##### Entries

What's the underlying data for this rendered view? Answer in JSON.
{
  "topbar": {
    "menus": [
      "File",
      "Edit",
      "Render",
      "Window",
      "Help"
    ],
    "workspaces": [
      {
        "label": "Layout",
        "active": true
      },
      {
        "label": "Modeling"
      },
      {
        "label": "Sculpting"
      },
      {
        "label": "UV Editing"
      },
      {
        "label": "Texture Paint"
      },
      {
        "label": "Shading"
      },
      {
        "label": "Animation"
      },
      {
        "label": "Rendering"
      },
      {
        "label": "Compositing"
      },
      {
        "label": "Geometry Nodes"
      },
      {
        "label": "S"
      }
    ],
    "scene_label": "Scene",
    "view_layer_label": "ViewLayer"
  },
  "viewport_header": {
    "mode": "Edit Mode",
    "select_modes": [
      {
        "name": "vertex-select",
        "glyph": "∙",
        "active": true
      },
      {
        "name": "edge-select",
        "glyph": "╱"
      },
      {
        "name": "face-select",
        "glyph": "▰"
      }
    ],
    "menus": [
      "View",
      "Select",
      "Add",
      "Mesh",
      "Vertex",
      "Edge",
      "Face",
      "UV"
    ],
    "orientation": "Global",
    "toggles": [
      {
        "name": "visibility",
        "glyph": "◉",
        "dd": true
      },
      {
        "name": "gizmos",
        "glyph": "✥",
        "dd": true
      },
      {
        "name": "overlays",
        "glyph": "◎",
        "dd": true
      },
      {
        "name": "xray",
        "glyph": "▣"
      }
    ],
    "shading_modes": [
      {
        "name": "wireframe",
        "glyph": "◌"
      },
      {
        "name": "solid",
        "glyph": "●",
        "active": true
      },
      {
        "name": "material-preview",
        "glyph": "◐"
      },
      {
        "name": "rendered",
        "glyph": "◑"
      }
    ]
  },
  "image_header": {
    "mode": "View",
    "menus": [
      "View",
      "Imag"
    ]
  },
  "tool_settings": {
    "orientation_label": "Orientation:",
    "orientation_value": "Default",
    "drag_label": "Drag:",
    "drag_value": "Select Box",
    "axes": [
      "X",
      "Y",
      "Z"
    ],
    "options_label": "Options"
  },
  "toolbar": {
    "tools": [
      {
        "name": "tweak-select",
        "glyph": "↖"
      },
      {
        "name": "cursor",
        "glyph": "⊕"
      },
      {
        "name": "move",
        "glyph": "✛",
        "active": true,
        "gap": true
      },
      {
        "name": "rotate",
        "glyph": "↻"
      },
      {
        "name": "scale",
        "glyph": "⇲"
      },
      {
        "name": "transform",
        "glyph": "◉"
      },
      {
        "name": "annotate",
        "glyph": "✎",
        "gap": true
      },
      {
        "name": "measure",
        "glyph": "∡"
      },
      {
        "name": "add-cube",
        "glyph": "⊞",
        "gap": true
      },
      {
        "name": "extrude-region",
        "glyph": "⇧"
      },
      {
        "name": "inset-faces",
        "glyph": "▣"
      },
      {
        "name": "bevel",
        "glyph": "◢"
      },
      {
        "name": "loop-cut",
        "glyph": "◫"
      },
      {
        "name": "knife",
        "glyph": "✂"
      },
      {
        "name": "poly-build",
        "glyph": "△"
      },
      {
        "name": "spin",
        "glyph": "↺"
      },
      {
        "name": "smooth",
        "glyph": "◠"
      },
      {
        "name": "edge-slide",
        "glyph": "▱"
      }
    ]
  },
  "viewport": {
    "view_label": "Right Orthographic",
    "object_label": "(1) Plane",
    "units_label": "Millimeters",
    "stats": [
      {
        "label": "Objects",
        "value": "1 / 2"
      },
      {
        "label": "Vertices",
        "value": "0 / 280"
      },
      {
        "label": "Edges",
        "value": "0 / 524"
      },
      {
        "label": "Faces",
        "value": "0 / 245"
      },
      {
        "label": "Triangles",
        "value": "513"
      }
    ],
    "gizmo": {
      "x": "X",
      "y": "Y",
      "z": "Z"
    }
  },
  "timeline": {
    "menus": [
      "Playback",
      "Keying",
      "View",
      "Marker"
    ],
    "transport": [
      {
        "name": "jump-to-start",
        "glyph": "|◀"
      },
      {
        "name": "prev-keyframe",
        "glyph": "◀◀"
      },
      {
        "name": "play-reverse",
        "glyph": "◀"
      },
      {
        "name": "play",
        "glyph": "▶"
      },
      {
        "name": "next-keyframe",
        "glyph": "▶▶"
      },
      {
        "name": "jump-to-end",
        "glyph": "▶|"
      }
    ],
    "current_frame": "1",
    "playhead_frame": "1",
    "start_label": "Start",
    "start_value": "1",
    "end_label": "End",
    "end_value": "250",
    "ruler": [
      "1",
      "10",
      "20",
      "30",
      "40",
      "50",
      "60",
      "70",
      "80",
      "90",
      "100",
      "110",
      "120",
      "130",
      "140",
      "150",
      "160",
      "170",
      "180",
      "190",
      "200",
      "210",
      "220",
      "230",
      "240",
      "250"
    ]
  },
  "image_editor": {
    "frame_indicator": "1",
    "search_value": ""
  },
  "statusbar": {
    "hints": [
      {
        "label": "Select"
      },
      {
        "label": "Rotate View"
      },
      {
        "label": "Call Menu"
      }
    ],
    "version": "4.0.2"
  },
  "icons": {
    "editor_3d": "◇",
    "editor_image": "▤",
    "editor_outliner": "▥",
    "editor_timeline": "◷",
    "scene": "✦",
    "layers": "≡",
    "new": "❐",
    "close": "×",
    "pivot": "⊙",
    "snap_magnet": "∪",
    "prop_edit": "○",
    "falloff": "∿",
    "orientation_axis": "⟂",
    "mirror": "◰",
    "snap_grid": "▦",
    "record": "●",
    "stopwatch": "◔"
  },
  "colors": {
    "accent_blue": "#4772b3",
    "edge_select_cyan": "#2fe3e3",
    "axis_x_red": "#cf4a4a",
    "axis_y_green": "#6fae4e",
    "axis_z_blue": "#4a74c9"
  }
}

##########

**What to do:** Exactly as they are written, print the entries again.

**Solution:**
What's the underlying data for this rendered view? Answer in JSON.
{
  "topbar": {
    "menus": [
      "File",
      "Edit",
      "Render",
      "Window",
      "Help"
    ],
    "workspaces": [
      {
        "label": "Layout",
        "active": true
      },
      {
        "label": "Modeling"
      },
      {
        "label": "Sculpting"
      },
      {
        "label": "UV Editing"
      },
      {
        "label": "Texture Paint"
      },
      {
        "label": "Shading"
      },
      {
        "label": "Animation"
      },
      {
        "label": "Rendering"
      },
      {
        "label": "Compositing"
      },
      {
        "label": "Geometry Nodes"
      },
      {
        "label": "S"
      }
    ],
    "scene_label": "Scene",
    "view_layer_label": "ViewLayer"
  },
  "viewport_header": {
    "mode": "Edit Mode",
    "select_modes": [
      {
        "name": "vertex-select",
        "glyph": "∙",
        "active": true
      },
      {
        "name": "edge-select",
        "glyph": "╱"
      },
      {
        "name": "face-select",
        "glyph": "▰"
      }
    ],
    "menus": [
      "View",
      "Select",
      "Add",
      "Mesh",
      "Vertex",
      "Edge",
      "Face",
      "UV"
    ],
    "orientation": "Global",
    "toggles": [
      {
        "name": "visibility",
        "glyph": "◉",
        "dd": true
      },
      {
        "name": "gizmos",
        "glyph": "✥",
        "dd": true
      },
      {
        "name": "overlays",
        "glyph": "◎",
        "dd": true
      },
      {
        "name": "xray",
        "glyph": "▣"
      }
    ],
    "shading_modes": [
      {
        "name": "wireframe",
        "glyph": "◌"
      },
      {
        "name": "solid",
        "glyph": "●",
        "active": true
      },
      {
        "name": "material-preview",
        "glyph": "◐"
      },
      {
        "name": "rendered",
        "glyph": "◑"
      }
    ]
  },
  "image_header": {
    "mode": "View",
    "menus": [
      "View",
      "Imag"
    ]
  },
  "tool_settings": {
    "orientation_label": "Orientation:",
    "orientation_value": "Default",
    "drag_label": "Drag:",
    "drag_value": "Select Box",
    "axes": [
      "X",
      "Y",
      "Z"
    ],
    "options_label": "Options"
  },
  "toolbar": {
    "tools": [
      {
        "name": "tweak-select",
        "glyph": "↖"
      },
      {
        "name": "cursor",
        "glyph": "⊕"
      },
      {
        "name": "move",
        "glyph": "✛",
        "active": true,
        "gap": true
      },
      {
        "name": "rotate",
        "glyph": "↻"
      },
      {
        "name": "scale",
        "glyph": "⇲"
      },
      {
        "name": "transform",
        "glyph": "◉"
      },
      {
        "name": "annotate",
        "glyph": "✎",
        "gap": true
      },
      {
        "name": "measure",
        "glyph": "∡"
      },
      {
        "name": "add-cube",
        "glyph": "⊞",
        "gap": true
      },
      {
        "name": "extrude-region",
        "glyph": "⇧"
      },
      {
        "name": "inset-faces",
        "glyph": "▣"
      },
      {
        "name": "bevel",
        "glyph": "◢"
      },
      {
        "name": "loop-cut",
        "glyph": "◫"
      },
      {
        "name": "knife",
        "glyph": "✂"
      },
      {
        "name": "poly-build",
        "glyph": "△"
      },
      {
        "name": "spin",
        "glyph": "↺"
      },
      {
        "name": "smooth",
        "glyph": "◠"
      },
      {
        "name": "edge-slide",
        "glyph": "▱"
      }
    ]
  },
  "viewport": {
    "view_label": "Right Orthographic",
    "object_label": "(1) Plane",
    "units_label": "Millimeters",
    "stats": [
      {
        "label": "Objects",
        "value": "1 / 2"
      },
      {
        "label": "Vertices",
        "value": "0 / 280"
      },
      {
        "label": "Edges",
        "value": "0 / 524"
      },
      {
        "label": "Faces",
        "value": "0 / 245"
      },
      {
        "label": "Triangles",
        "value": "513"
      }
    ],
    "gizmo": {
      "x": "X",
      "y": "Y",
      "z": "Z"
    }
  },
  "timeline": {
    "menus": [
      "Playback",
      "Keying",
      "View",
      "Marker"
    ],
    "transport": [
      {
        "name": "jump-to-start",
        "glyph": "|◀"
      },
      {
        "name": "prev-keyframe",
        "glyph": "◀◀"
      },
      {
        "name": "play-reverse",
        "glyph": "◀"
      },
      {
        "name": "play",
        "glyph": "▶"
      },
      {
        "name": "next-keyframe",
        "glyph": "▶▶"
      },
      {
        "name": "jump-to-end",
        "glyph": "▶|"
      }
    ],
    "current_frame": "1",
    "playhead_frame": "1",
    "start_label": "Start",
    "start_value": "1",
    "end_label": "End",
    "end_value": "250",
    "ruler": [
      "1",
      "10",
      "20",
      "30",
      "40",
      "50",
      "60",
      "70",
      "80",
      "90",
      "100",
      "110",
      "120",
      "130",
      "140",
      "150",
      "160",
      "170",
      "180",
      "190",
      "200",
      "210",
      "220",
      "230",
      "240",
      "250"
    ]
  },
  "image_editor": {
    "frame_indicator": "1",
    "search_value": ""
  },
  "statusbar": {
    "hints": [
      {
        "label": "Select"
      },
      {
        "label": "Rotate View"
      },
      {
        "label": "Call Menu"
      }
    ],
    "version": "4.0.2"
  },
  "icons": {
    "editor_3d": "◇",
    "editor_image": "▤",
    "editor_outliner": "▥",
    "editor_timeline": "◷",
    "scene": "✦",
    "layers": "≡",
    "new": "❐",
    "close": "×",
    "pivot": "⊙",
    "snap_magnet": "∪",
    "prop_edit": "○",
    "falloff": "∿",
    "orientation_axis": "⟂",
    "mirror": "◰",
    "snap_grid": "▦",
    "record": "●",
    "stopwatch": "◔"
  },
  "colors": {
    "accent_blue": "#4772b3",
    "edge_select_cyan": "#2fe3e3",
    "axis_x_red": "#cf4a4a",
    "axis_y_green": "#6fae4e",
    "axis_z_blue": "#4a74c9"
  }
}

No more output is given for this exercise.